**Prompt:**
Print each of the following rows word for word, changing nothing.
# Input start
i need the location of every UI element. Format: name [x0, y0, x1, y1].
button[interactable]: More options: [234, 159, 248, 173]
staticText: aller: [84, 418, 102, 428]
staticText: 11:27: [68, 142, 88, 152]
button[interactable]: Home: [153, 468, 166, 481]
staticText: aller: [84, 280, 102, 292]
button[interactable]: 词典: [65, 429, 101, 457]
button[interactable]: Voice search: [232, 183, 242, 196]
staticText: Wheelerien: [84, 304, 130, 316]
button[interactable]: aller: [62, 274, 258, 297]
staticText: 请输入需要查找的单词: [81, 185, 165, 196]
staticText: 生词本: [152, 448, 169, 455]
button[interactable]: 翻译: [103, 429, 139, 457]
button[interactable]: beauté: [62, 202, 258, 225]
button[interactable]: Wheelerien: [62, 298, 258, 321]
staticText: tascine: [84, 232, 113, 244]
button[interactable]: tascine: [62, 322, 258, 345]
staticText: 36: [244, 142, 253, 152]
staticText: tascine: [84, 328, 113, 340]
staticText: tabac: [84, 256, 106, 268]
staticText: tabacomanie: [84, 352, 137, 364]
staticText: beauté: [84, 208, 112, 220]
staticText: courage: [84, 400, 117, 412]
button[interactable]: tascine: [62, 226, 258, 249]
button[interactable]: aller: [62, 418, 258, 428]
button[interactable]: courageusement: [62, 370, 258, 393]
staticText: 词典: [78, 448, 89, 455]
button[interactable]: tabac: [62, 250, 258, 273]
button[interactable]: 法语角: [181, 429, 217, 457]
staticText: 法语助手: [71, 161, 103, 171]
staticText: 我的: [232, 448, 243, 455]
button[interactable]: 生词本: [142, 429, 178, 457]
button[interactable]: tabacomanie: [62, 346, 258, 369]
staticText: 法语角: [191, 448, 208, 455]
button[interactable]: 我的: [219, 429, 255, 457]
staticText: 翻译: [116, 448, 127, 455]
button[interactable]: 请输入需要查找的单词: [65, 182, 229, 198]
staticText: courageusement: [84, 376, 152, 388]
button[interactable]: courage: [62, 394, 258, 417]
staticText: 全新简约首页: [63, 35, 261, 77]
# Input end
**Exercise result:**
i need the location of every UI element. Format: name [x0, y0, x1, y1].
button[interactable]: More options: [234, 159, 248, 173]
staticText: aller: [84, 418, 102, 428]
staticText: 11:27: [68, 142, 88, 152]
button[interactable]: Home: [153, 468, 166, 481]
staticText: aller: [84, 280, 102, 292]
button[interactable]: 词典: [65, 429, 101, 457]
button[interactable]: Voice search: [232, 183, 242, 196]
staticText: Wheelerien: [84, 304, 130, 316]
button[interactable]: aller: [62, 274, 258, 297]
staticText: 请输入需要查找的单词: [81, 185, 165, 196]
staticText: 生词本: [152, 448, 169, 455]
button[interactable]: 翻译: [103, 429, 139, 457]
button[interactable]: beauté: [62, 202, 258, 225]
button[interactable]: Wheelerien: [62, 298, 258, 321]
staticText: tascine: [84, 232, 113, 244]
button[interactable]: tascine: [62, 322, 258, 345]
staticText: 36: [244, 142, 253, 152]
staticText: tascine: [84, 328, 113, 340]
staticText: tabac: [84, 256, 106, 268]
staticText: tabacomanie: [84, 352, 137, 364]
staticText: beauté: [84, 208, 112, 220]
staticText: courage: [84, 400, 117, 412]
button[interactable]: tascine: [62, 226, 258, 249]
button[interactable]: aller: [62, 418, 258, 428]
button[interactable]: courageusement: [62, 370, 258, 393]
staticText: 词典: [78, 448, 89, 455]
button[interactable]: tabac: [62, 250, 258, 273]
button[interactable]: 法语角: [181, 429, 217, 457]
staticText: 法语助手: [71, 161, 103, 171]
staticText: 我的: [232, 448, 243, 455]
button[interactable]: 生词本: [142, 429, 178, 457]
button[interactable]: tabacomanie: [62, 346, 258, 369]
staticText: 法语角: [191, 448, 208, 455]
button[interactable]: 我的: [219, 429, 255, 457]
staticText: 翻译: [116, 448, 127, 455]
button[interactable]: 请输入需要查找的单词: [65, 182, 229, 198]
staticText: courageusement: [84, 376, 152, 388]
button[interactable]: courage: [62, 394, 258, 417]
staticText: 全新简约首页: [63, 35, 261, 77]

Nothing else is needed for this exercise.